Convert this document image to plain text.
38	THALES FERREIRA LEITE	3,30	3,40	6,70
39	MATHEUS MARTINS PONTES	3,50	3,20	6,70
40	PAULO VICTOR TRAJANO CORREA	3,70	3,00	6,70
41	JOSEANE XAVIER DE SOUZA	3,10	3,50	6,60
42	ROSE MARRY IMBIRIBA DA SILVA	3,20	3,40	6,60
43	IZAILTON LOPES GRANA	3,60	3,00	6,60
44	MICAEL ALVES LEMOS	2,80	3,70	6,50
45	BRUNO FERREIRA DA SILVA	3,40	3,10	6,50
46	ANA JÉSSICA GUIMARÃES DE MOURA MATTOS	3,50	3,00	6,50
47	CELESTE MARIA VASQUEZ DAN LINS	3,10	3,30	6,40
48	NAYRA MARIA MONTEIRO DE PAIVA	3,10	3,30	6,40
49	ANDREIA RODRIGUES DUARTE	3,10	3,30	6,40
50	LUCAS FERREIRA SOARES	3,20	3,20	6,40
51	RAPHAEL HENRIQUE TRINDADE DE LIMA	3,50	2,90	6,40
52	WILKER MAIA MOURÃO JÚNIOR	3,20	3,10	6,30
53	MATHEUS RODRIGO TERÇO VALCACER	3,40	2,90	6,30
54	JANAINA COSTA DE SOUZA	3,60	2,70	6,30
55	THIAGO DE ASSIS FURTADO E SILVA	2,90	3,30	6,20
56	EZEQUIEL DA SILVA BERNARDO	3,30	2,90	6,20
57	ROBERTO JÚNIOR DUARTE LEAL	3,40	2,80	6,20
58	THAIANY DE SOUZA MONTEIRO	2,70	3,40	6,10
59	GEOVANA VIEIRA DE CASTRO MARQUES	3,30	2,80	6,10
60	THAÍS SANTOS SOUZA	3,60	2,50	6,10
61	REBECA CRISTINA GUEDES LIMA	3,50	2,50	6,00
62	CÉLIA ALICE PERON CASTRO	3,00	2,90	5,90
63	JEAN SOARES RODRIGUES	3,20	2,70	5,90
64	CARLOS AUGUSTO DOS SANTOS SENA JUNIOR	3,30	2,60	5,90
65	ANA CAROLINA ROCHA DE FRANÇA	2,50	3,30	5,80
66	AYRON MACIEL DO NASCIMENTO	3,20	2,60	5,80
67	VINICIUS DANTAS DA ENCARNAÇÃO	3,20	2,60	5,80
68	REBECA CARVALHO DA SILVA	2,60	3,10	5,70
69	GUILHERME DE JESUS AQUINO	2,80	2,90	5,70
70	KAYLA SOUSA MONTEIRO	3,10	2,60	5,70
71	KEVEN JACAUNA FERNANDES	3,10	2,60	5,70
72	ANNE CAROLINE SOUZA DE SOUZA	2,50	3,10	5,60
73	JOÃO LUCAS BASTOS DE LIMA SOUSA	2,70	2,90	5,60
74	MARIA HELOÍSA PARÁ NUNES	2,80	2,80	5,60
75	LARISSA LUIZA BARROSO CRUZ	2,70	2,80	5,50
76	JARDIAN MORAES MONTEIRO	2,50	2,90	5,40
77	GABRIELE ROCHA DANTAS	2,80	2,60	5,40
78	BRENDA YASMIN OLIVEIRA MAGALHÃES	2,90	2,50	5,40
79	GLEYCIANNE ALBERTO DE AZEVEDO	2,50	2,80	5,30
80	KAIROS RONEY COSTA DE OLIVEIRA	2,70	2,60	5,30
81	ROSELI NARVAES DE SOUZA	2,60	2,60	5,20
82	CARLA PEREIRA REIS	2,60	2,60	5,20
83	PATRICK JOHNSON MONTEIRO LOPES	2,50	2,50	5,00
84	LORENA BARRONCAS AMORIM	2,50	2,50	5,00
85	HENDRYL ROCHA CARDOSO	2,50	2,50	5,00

#### Task prompt:
Your answer should be a single number: the count of lines that contain "MONTEIRO".

#### Solution for this exercise:
5